> YOUR TASK
Locate each line containing the string "caption" and copy it out.

> DATA LINES

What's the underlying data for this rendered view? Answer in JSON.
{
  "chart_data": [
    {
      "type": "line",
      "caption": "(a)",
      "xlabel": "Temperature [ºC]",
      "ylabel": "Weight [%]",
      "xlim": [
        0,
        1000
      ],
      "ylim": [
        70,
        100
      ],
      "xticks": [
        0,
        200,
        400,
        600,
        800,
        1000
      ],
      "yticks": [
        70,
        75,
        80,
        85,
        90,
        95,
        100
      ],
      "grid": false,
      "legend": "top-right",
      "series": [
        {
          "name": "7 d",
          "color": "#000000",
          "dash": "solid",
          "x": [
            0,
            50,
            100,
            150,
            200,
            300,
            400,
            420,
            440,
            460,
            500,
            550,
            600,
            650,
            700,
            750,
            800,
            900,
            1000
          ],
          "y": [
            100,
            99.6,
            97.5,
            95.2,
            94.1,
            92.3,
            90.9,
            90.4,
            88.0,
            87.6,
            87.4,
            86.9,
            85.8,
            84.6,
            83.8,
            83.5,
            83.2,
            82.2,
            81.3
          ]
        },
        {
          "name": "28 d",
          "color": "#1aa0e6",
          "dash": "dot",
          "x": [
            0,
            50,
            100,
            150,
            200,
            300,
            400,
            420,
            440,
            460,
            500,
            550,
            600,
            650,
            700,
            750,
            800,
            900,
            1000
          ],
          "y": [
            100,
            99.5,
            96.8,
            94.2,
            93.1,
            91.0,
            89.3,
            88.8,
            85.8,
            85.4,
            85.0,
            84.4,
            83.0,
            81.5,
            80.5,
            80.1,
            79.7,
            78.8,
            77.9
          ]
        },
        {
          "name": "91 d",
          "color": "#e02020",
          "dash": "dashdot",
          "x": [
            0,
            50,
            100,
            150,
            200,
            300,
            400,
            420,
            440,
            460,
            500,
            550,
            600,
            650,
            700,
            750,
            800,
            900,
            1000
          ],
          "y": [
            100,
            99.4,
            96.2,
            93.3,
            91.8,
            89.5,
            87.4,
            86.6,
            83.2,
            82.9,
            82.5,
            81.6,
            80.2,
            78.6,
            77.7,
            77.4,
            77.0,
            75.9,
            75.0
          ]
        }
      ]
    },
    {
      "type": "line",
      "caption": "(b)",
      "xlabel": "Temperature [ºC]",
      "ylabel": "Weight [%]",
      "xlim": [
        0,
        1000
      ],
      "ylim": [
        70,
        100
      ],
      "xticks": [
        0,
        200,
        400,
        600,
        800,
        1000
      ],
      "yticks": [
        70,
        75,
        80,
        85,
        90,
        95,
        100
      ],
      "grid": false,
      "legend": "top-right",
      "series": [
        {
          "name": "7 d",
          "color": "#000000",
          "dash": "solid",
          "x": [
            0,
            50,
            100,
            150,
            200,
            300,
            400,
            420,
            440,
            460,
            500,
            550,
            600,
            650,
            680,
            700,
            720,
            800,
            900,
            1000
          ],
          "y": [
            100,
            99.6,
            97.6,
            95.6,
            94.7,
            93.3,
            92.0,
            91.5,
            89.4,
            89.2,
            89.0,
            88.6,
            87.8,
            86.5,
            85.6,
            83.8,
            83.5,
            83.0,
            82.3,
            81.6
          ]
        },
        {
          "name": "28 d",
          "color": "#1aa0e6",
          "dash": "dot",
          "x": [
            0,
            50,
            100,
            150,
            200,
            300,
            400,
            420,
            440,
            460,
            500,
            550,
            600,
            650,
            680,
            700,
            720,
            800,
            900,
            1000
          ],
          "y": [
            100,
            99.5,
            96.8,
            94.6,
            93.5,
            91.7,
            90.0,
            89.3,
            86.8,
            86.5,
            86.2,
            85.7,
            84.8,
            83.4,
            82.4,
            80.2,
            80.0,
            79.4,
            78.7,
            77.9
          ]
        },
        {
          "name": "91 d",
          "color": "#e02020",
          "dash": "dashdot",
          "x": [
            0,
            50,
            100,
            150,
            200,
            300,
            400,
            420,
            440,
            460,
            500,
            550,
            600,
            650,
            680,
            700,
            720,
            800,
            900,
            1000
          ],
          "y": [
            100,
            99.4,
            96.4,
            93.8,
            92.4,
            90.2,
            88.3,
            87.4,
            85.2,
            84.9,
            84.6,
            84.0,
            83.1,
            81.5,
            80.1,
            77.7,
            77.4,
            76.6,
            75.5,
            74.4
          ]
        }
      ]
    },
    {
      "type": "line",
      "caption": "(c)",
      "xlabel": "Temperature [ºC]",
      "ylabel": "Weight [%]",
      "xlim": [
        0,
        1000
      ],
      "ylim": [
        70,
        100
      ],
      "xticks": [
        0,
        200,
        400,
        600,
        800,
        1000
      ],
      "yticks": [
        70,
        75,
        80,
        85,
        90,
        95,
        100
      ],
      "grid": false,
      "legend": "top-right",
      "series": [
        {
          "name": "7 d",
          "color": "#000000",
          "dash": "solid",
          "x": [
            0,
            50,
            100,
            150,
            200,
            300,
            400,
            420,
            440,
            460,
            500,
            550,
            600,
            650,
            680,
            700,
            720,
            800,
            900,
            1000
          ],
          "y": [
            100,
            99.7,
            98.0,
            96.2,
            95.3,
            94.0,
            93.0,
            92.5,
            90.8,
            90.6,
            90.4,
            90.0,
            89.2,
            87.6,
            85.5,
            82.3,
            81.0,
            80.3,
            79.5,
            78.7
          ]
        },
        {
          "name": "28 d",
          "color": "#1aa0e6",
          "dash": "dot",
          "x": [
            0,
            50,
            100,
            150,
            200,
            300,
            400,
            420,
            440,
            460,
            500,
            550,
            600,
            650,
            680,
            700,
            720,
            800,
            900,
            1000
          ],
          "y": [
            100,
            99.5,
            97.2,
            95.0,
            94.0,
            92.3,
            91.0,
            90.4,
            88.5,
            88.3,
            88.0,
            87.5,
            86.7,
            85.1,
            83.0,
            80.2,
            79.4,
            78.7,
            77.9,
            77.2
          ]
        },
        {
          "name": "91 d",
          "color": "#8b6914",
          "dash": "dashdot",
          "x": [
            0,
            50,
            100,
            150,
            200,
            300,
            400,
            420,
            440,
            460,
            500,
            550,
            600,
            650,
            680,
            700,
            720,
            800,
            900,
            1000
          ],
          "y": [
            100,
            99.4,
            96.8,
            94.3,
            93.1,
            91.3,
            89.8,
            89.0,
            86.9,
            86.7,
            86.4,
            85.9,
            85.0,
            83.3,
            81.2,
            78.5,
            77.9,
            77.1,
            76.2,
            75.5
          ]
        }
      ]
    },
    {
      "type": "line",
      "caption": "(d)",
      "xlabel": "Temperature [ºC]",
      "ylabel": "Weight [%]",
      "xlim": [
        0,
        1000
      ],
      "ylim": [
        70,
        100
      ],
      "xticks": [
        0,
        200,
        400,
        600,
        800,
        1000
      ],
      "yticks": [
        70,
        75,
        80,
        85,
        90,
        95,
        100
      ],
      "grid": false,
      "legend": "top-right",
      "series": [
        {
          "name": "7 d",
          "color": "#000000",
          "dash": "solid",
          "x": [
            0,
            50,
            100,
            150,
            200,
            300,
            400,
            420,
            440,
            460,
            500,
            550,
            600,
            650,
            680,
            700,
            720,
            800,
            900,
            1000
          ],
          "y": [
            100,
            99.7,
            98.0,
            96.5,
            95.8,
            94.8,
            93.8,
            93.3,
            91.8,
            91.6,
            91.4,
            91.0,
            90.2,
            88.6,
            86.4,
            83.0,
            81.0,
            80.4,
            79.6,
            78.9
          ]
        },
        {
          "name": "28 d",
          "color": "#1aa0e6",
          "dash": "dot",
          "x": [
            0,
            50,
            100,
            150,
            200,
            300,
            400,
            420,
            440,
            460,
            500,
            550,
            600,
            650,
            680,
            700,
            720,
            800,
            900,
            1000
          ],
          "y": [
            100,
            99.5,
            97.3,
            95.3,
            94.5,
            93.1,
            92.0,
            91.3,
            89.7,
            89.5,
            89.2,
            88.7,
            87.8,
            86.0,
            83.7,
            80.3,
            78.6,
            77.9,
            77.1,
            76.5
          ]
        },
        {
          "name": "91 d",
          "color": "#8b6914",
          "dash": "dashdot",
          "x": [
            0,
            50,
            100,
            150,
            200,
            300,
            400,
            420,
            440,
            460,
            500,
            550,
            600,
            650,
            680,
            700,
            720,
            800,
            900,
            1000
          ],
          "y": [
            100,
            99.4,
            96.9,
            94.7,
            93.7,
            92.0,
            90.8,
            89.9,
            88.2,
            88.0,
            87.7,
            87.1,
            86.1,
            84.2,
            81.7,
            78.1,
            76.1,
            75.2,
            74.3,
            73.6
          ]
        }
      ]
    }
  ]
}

> EXERCISE SOLUTION
      "caption": "(a)",
      "caption": "(b)",
      "caption": "(c)",
      "caption": "(d)",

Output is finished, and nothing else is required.